### [Exercise materials]
= = = =

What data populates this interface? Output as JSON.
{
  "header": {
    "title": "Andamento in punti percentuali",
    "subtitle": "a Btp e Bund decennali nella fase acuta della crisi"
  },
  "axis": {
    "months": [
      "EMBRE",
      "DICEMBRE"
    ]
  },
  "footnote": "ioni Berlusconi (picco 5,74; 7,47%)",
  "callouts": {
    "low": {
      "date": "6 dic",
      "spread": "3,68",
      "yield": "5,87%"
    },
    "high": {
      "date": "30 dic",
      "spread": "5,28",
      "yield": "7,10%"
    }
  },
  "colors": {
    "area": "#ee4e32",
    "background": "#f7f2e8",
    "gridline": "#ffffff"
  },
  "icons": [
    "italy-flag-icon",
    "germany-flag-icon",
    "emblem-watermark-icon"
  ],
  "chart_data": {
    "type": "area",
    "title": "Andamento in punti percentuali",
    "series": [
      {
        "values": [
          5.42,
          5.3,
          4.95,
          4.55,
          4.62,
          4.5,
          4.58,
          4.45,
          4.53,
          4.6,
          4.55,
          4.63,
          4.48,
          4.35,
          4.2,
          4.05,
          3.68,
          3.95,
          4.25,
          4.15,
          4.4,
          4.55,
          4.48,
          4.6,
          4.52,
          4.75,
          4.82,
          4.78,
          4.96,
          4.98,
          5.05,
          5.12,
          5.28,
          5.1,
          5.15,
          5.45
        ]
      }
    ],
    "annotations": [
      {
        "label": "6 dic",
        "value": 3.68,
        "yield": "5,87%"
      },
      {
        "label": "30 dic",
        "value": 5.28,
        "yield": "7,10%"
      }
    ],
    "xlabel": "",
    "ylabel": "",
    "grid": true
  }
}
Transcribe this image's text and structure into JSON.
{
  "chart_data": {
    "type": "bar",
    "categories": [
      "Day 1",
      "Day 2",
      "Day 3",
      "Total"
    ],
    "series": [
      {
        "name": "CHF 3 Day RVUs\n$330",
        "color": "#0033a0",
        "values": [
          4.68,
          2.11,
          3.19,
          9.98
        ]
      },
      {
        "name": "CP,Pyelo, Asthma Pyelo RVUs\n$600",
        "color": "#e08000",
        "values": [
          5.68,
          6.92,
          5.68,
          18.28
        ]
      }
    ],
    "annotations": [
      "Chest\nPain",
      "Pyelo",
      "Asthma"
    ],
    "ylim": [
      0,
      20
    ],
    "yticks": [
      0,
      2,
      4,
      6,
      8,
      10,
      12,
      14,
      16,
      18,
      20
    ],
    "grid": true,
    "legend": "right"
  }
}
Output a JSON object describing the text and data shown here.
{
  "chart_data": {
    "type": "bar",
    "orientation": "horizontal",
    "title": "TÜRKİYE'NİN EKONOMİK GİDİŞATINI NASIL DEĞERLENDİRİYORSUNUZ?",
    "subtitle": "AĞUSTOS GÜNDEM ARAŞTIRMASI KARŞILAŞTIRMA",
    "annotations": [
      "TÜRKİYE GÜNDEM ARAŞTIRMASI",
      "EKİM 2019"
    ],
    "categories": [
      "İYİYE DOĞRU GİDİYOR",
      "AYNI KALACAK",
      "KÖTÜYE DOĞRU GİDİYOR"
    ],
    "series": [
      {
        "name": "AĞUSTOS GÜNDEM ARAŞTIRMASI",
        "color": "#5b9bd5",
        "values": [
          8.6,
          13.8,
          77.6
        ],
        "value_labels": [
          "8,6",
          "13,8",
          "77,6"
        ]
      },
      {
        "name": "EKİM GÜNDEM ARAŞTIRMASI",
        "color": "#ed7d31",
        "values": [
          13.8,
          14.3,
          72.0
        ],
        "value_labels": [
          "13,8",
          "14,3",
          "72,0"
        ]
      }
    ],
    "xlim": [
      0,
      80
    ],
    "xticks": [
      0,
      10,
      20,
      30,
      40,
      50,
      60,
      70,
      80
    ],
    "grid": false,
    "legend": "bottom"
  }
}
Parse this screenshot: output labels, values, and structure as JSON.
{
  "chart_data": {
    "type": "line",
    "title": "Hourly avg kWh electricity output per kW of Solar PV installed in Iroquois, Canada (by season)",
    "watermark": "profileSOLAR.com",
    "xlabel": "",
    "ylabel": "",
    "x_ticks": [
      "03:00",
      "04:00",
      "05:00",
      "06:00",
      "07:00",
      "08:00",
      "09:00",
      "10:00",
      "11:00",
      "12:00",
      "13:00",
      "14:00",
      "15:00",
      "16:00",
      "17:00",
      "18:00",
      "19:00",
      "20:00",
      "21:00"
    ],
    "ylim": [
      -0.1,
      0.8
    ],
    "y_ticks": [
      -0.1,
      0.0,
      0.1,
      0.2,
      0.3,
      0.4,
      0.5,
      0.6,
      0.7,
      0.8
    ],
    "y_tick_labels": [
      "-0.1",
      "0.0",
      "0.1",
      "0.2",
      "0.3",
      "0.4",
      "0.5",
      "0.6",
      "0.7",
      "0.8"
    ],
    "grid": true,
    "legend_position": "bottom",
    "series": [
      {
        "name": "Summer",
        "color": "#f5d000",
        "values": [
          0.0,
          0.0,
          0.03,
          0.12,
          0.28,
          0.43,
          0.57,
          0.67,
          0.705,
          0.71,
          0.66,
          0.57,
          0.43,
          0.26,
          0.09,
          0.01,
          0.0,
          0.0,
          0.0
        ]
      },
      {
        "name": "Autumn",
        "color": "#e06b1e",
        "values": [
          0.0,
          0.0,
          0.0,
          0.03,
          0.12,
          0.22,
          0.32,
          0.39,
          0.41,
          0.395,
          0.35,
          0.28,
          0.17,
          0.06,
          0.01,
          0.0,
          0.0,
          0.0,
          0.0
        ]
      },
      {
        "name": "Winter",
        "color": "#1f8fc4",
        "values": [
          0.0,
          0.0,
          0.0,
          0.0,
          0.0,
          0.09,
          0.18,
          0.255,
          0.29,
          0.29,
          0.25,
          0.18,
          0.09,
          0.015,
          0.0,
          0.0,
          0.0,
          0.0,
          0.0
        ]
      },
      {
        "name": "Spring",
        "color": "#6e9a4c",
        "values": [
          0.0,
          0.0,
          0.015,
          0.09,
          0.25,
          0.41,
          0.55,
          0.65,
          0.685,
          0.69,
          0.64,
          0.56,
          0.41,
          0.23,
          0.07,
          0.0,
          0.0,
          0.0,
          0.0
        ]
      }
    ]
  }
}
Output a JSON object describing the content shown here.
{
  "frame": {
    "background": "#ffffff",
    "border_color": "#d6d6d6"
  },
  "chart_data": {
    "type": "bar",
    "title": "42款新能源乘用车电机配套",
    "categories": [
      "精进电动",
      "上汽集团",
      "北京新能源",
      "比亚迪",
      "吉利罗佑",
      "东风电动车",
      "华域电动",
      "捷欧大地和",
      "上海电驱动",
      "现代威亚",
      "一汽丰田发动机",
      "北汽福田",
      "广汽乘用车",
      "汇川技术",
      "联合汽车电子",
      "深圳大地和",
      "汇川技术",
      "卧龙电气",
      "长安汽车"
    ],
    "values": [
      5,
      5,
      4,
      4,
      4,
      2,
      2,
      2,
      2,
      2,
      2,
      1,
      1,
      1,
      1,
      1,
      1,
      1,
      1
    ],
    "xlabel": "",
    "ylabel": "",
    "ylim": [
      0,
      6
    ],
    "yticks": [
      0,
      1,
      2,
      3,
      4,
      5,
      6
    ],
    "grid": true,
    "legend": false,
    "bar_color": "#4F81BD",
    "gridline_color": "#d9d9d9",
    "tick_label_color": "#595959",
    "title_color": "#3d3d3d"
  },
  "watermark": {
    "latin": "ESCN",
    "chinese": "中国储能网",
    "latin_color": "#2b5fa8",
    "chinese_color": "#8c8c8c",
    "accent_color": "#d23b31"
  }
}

= = = =

### [Problem statement]
Go through the records above and retype each one exactly.

### [Full solution]
What data populates this interface? Output as JSON.
{
  "header": {
    "title": "Andamento in punti percentuali",
    "subtitle": "a Btp e Bund decennali nella fase acuta della crisi"
  },
  "axis": {
    "months": [
      "EMBRE",
      "DICEMBRE"
    ]
  },
  "footnote": "ioni Berlusconi (picco 5,74; 7,47%)",
  "callouts": {
    "low": {
      "date": "6 dic",
      "spread": "3,68",
      "yield": "5,87%"
    },
    "high": {
      "date": "30 dic",
      "spread": "5,28",
      "yield": "7,10%"
    }
  },
  "colors": {
    "area": "#ee4e32",
    "background": "#f7f2e8",
    "gridline": "#ffffff"
  },
  "icons": [
    "italy-flag-icon",
    "germany-flag-icon",
    "emblem-watermark-icon"
  ],
  "chart_data": {
    "type": "area",
    "title": "Andamento in punti percentuali",
    "series": [
      {
        "values": [
          5.42,
          5.3,
          4.95,
          4.55,
          4.62,
          4.5,
          4.58,
          4.45,
          4.53,
          4.6,
          4.55,
          4.63,
          4.48,
          4.35,
          4.2,
          4.05,
          3.68,
          3.95,
          4.25,
          4.15,
          4.4,
          4.55,
          4.48,
          4.6,
          4.52,
          4.75,
          4.82,
          4.78,
          4.96,
          4.98,
          5.05,
          5.12,
          5.28,
          5.1,
          5.15,
          5.45
        ]
      }
    ],
    "annotations": [
      {
        "label": "6 dic",
        "value": 3.68,
        "yield": "5,87%"
      },
      {
        "label": "30 dic",
        "value": 5.28,
        "yield": "7,10%"
      }
    ],
    "xlabel": "",
    "ylabel": "",
    "grid": true
  }
}
Transcribe this image's text and structure into JSON.
{
  "chart_data": {
    "type": "bar",
    "categories": [
      "Day 1",
      "Day 2",
      "Day 3",
      "Total"
    ],
    "series": [
      {
        "name": "CHF 3 Day RVUs\n$330",
        "color": "#0033a0",
        "values": [
          4.68,
          2.11,
          3.19,
          9.98
        ]
      },
      {
        "name": "CP,Pyelo, Asthma Pyelo RVUs\n$600",
        "color": "#e08000",
        "values": [
          5.68,
          6.92,
          5.68,
          18.28
        ]
      }
    ],
    "annotations": [
      "Chest\nPain",
      "Pyelo",
      "Asthma"
    ],
    "ylim": [
      0,
      20
    ],
    "yticks": [
      0,
      2,
      4,
      6,
      8,
      10,
      12,
      14,
      16,
      18,
      20
    ],
    "grid": true,
    "legend": "right"
  }
}
Output a JSON object describing the text and data shown here.
{
  "chart_data": {
    "type": "bar",
    "orientation": "horizontal",
    "title": "TÜRKİYE'NİN EKONOMİK GİDİŞATINI NASIL DEĞERLENDİRİYORSUNUZ?",
    "subtitle": "AĞUSTOS GÜNDEM ARAŞTIRMASI KARŞILAŞTIRMA",
    "annotations": [
      "TÜRKİYE GÜNDEM ARAŞTIRMASI",
      "EKİM 2019"
    ],
    "categories": [
      "İYİYE DOĞRU GİDİYOR",
      "AYNI KALACAK",
      "KÖTÜYE DOĞRU GİDİYOR"
    ],
    "series": [
      {
        "name": "AĞUSTOS GÜNDEM ARAŞTIRMASI",
        "color": "#5b9bd5",
        "values": [
          8.6,
          13.8,
          77.6
        ],
        "value_labels": [
          "8,6",
          "13,8",
          "77,6"
        ]
      },
      {
        "name": "EKİM GÜNDEM ARAŞTIRMASI",
        "color": "#ed7d31",
        "values": [
          13.8,
          14.3,
          72.0
        ],
        "value_labels": [
          "13,8",
          "14,3",
          "72,0"
        ]
      }
    ],
    "xlim": [
      0,
      80
    ],
    "xticks": [
      0,
      10,
      20,
      30,
      40,
      50,
      60,
      70,
      80
    ],
    "grid": false,
    "legend": "bottom"
  }
}
Parse this screenshot: output labels, values, and structure as JSON.
{
  "chart_data": {
    "type": "line",
    "title": "Hourly avg kWh electricity output per kW of Solar PV installed in Iroquois, Canada (by season)",
    "watermark": "profileSOLAR.com",
    "xlabel": "",
    "ylabel": "",
    "x_ticks": [
      "03:00",
      "04:00",
      "05:00",
      "06:00",
      "07:00",
      "08:00",
      "09:00",
      "10:00",
      "11:00",
      "12:00",
      "13:00",
      "14:00",
      "15:00",
      "16:00",
      "17:00",
      "18:00",
      "19:00",
      "20:00",
      "21:00"
    ],
    "ylim": [
      -0.1,
      0.8
    ],
    "y_ticks": [
      -0.1,
      0.0,
      0.1,
      0.2,
      0.3,
      0.4,
      0.5,
      0.6,
      0.7,
      0.8
    ],
    "y_tick_labels": [
      "-0.1",
      "0.0",
      "0.1",
      "0.2",
      "0.3",
      "0.4",
      "0.5",
      "0.6",
      "0.7",
      "0.8"
    ],
    "grid": true,
    "legend_position": "bottom",
    "series": [
      {
        "name": "Summer",
        "color": "#f5d000",
        "values": [
          0.0,
          0.0,
          0.03,
          0.12,
          0.28,
          0.43,
          0.57,
          0.67,
          0.705,
          0.71,
          0.66,
          0.57,
          0.43,
          0.26,
          0.09,
          0.01,
          0.0,
          0.0,
          0.0
        ]
      },
      {
        "name": "Autumn",
        "color": "#e06b1e",
        "values": [
          0.0,
          0.0,
          0.0,
          0.03,
          0.12,
          0.22,
          0.32,
          0.39,
          0.41,
          0.395,
          0.35,
          0.28,
          0.17,
          0.06,
          0.01,
          0.0,
          0.0,
          0.0,
          0.0
        ]
      },
      {
        "name": "Winter",
        "color": "#1f8fc4",
        "values": [
          0.0,
          0.0,
          0.0,
          0.0,
          0.0,
          0.09,
          0.18,
          0.255,
          0.29,
          0.29,
          0.25,
          0.18,
          0.09,
          0.015,
          0.0,
          0.0,
          0.0,
          0.0,
          0.0
        ]
      },
      {
        "name": "Spring",
        "color": "#6e9a4c",
        "values": [
          0.0,
          0.0,
          0.015,
          0.09,
          0.25,
          0.41,
          0.55,
          0.65,
          0.685,
          0.69,
          0.64,
          0.56,
          0.41,
          0.23,
          0.07,
          0.0,
          0.0,
          0.0,
          0.0
        ]
      }
    ]
  }
}
Output a JSON object describing the content shown here.
{
  "frame": {
    "background": "#ffffff",
    "border_color": "#d6d6d6"
  },
  "chart_data": {
    "type": "bar",
    "title": "42款新能源乘用车电机配套",
    "categories": [
      "精进电动",
      "上汽集团",
      "北京新能源",
      "比亚迪",
      "吉利罗佑",
      "东风电动车",
      "华域电动",
      "捷欧大地和",
      "上海电驱动",
      "现代威亚",
      "一汽丰田发动机",
      "北汽福田",
      "广汽乘用车",
      "汇川技术",
      "联合汽车电子",
      "深圳大地和",
      "汇川技术",
      "卧龙电气",
      "长安汽车"
    ],
    "values": [
      5,
      5,
      4,
      4,
      4,
      2,
      2,
      2,
      2,
      2,
      2,
      1,
      1,
      1,
      1,
      1,
      1,
      1,
      1
    ],
    "xlabel": "",
    "ylabel": "",
    "ylim": [
      0,
      6
    ],
    "yticks": [
      0,
      1,
      2,
      3,
      4,
      5,
      6
    ],
    "grid": true,
    "legend": false,
    "bar_color": "#4F81BD",
    "gridline_color": "#d9d9d9",
    "tick_label_color": "#595959",
    "title_color": "#3d3d3d"
  },
  "watermark": {
    "latin": "ESCN",
    "chinese": "中国储能网",
    "latin_color": "#2b5fa8",
    "chinese_color": "#8c8c8c",
    "accent_color": "#d23b31"
  }
}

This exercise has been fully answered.